• _Task requirements_
Everything in the listing except the pictures should be written out exactly.

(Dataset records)
- - - -

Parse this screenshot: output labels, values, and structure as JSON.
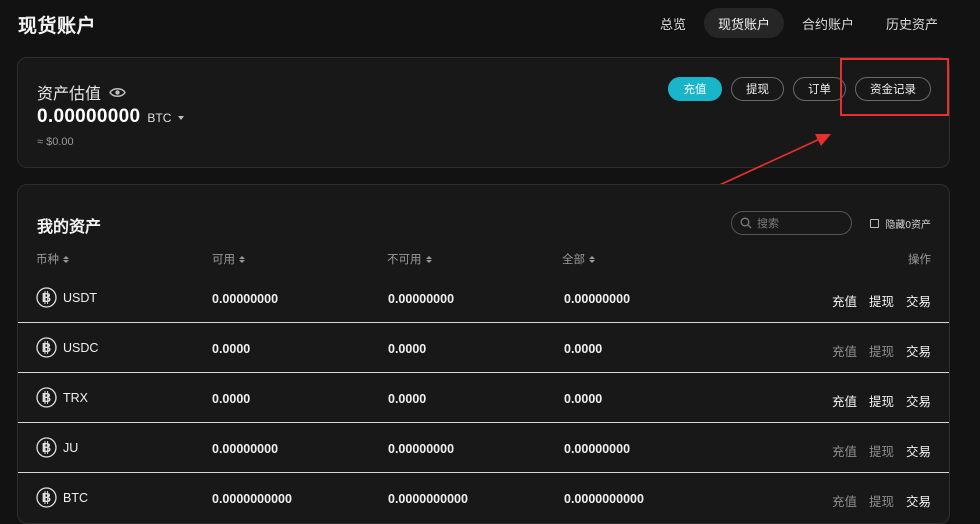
{
  "page": {
    "title": "现货账户"
  },
  "topnav": {
    "tabs": [
      {
        "label": "总览",
        "active": false
      },
      {
        "label": "现货账户",
        "active": true
      },
      {
        "label": "合约账户",
        "active": false
      },
      {
        "label": "历史资产",
        "active": false
      }
    ]
  },
  "summary": {
    "label": "资产估值",
    "value": "0.00000000",
    "currency": "BTC",
    "fiat": "≈ $0.00",
    "buttons": {
      "deposit": "充值",
      "withdraw": "提现",
      "orders": "订单",
      "fund_records": "资金记录"
    }
  },
  "assets": {
    "title": "我的资产",
    "search_placeholder": "搜索",
    "hide_zero_label": "隐藏0资产",
    "columns": {
      "coin": "币种",
      "available": "可用",
      "unavailable": "不可用",
      "total": "全部",
      "actions": "操作"
    },
    "rows": [
      {
        "coin": "USDT",
        "available": "0.00000000",
        "unavailable": "0.00000000",
        "total": "0.00000000",
        "deposit": "充值",
        "withdraw": "提现",
        "trade": "交易",
        "deposit_enabled": true,
        "withdraw_enabled": true
      },
      {
        "coin": "USDC",
        "available": "0.0000",
        "unavailable": "0.0000",
        "total": "0.0000",
        "deposit": "充值",
        "withdraw": "提现",
        "trade": "交易",
        "deposit_enabled": false,
        "withdraw_enabled": false
      },
      {
        "coin": "TRX",
        "available": "0.0000",
        "unavailable": "0.0000",
        "total": "0.0000",
        "deposit": "充值",
        "withdraw": "提现",
        "trade": "交易",
        "deposit_enabled": true,
        "withdraw_enabled": true
      },
      {
        "coin": "JU",
        "available": "0.00000000",
        "unavailable": "0.00000000",
        "total": "0.00000000",
        "deposit": "充值",
        "withdraw": "提现",
        "trade": "交易",
        "deposit_enabled": false,
        "withdraw_enabled": false
      },
      {
        "coin": "BTC",
        "available": "0.0000000000",
        "unavailable": "0.0000000000",
        "total": "0.0000000000",
        "deposit": "充值",
        "withdraw": "提现",
        "trade": "交易",
        "deposit_enabled": false,
        "withdraw_enabled": false
      }
    ]
  },
  "colors": {
    "accent": "#18b6c8",
    "annotation": "#e8302a",
    "background": "#121212"
  }
}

- - - -

• _Written answer_
Parse this screenshot: output labels, values, and structure as JSON.
{
  "page": {
    "title": "现货账户"
  },
  "topnav": {
    "tabs": [
      {
        "label": "总览",
        "active": false
      },
      {
        "label": "现货账户",
        "active": true
      },
      {
        "label": "合约账户",
        "active": false
      },
      {
        "label": "历史资产",
        "active": false
      }
    ]
  },
  "summary": {
    "label": "资产估值",
    "value": "0.00000000",
    "currency": "BTC",
    "fiat": "≈ $0.00",
    "buttons": {
      "deposit": "充值",
      "withdraw": "提现",
      "orders": "订单",
      "fund_records": "资金记录"
    }
  },
  "assets": {
    "title": "我的资产",
    "search_placeholder": "搜索",
    "hide_zero_label": "隐藏0资产",
    "columns": {
      "coin": "币种",
      "available": "可用",
      "unavailable": "不可用",
      "total": "全部",
      "actions": "操作"
    },
    "rows": [
      {
        "coin": "USDT",
        "available": "0.00000000",
        "unavailable": "0.00000000",
        "total": "0.00000000",
        "deposit": "充值",
        "withdraw": "提现",
        "trade": "交易",
        "deposit_enabled": true,
        "withdraw_enabled": true
      },
      {
        "coin": "USDC",
        "available": "0.0000",
        "unavailable": "0.0000",
        "total": "0.0000",
        "deposit": "充值",
        "withdraw": "提现",
        "trade": "交易",
        "deposit_enabled": false,
        "withdraw_enabled": false
      },
      {
        "coin": "TRX",
        "available": "0.0000",
        "unavailable": "0.0000",
        "total": "0.0000",
        "deposit": "充值",
        "withdraw": "提现",
        "trade": "交易",
        "deposit_enabled": true,
        "withdraw_enabled": true
      },
      {
        "coin": "JU",
        "available": "0.00000000",
        "unavailable": "0.00000000",
        "total": "0.00000000",
        "deposit": "充值",
        "withdraw": "提现",
        "trade": "交易",
        "deposit_enabled": false,
        "withdraw_enabled": false
      },
      {
        "coin": "BTC",
        "available": "0.0000000000",
        "unavailable": "0.0000000000",
        "total": "0.0000000000",
        "deposit": "充值",
        "withdraw": "提现",
        "trade": "交易",
        "deposit_enabled": false,
        "withdraw_enabled": false
      }
    ]
  },
  "colors": {
    "accent": "#18b6c8",
    "annotation": "#e8302a",
    "background": "#121212"
  }
}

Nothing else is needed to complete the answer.